# [Goal of the exercise]
Take each line containing "chlorination" and report it exactly as written.

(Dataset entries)

= = =

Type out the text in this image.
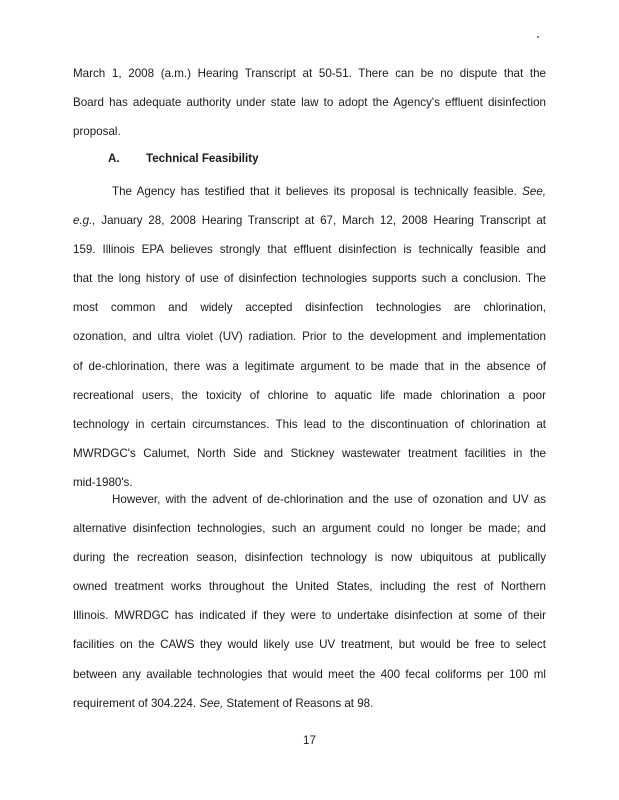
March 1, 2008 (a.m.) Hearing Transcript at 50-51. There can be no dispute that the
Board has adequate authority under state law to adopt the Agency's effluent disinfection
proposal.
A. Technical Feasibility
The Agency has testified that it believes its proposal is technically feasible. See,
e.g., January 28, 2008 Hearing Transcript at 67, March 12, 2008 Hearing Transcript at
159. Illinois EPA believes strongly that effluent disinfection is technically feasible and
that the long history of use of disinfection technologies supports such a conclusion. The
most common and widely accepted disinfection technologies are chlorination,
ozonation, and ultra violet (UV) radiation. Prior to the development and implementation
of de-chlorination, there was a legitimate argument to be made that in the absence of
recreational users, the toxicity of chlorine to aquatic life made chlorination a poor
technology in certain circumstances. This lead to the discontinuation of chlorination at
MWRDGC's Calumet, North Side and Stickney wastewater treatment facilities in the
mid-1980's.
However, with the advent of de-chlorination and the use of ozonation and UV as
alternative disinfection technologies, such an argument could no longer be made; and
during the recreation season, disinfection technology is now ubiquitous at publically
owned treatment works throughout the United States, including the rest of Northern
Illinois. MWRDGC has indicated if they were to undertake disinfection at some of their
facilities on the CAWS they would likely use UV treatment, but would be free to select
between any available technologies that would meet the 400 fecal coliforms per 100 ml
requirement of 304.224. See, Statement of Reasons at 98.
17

= = =

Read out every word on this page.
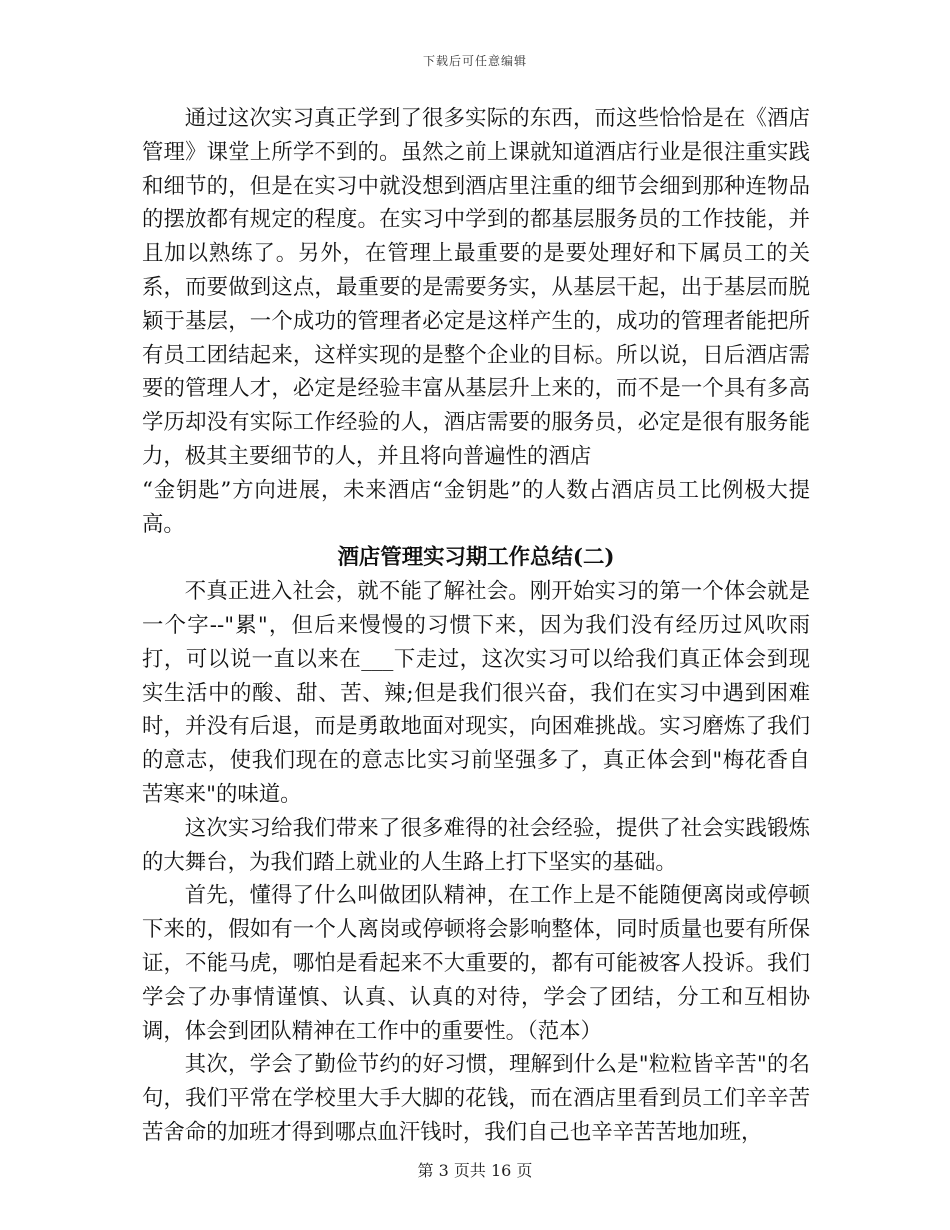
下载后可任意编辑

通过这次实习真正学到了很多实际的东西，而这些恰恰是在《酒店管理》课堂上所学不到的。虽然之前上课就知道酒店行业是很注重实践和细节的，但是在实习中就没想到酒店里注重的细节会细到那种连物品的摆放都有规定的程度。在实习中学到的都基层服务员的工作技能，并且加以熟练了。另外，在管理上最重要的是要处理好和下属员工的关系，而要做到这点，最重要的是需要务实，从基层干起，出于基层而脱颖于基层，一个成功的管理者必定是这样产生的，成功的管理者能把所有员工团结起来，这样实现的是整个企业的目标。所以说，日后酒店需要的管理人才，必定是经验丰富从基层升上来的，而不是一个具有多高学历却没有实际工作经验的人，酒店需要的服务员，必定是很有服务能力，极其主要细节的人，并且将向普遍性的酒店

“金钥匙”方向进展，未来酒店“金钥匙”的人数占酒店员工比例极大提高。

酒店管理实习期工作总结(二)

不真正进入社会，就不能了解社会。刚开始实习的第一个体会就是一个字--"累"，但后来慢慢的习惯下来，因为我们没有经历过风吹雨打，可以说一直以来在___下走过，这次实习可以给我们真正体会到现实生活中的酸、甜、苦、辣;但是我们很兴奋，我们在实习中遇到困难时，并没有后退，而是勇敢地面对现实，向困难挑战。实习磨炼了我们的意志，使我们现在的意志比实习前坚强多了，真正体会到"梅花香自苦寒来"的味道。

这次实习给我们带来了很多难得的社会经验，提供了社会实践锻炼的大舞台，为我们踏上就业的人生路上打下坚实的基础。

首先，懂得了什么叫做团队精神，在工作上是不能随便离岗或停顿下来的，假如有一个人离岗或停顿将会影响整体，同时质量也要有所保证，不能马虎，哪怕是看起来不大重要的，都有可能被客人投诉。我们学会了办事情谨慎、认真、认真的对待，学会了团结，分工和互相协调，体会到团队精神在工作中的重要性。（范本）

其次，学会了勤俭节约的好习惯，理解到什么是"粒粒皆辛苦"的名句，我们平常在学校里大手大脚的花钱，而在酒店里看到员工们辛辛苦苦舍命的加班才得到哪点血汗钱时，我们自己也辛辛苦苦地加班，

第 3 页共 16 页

= = =

# [Answer to this task]
most common and widely accepted disinfection technologies are chlorination,
of de-chlorination, there was a legitimate argument to be made that in the absence of
recreational users, the toxicity of chlorine to aquatic life made chlorination a poor
technology in certain circumstances. This lead to the discontinuation of chlorination at
However, with the advent of de-chlorination and the use of ozonation and UV as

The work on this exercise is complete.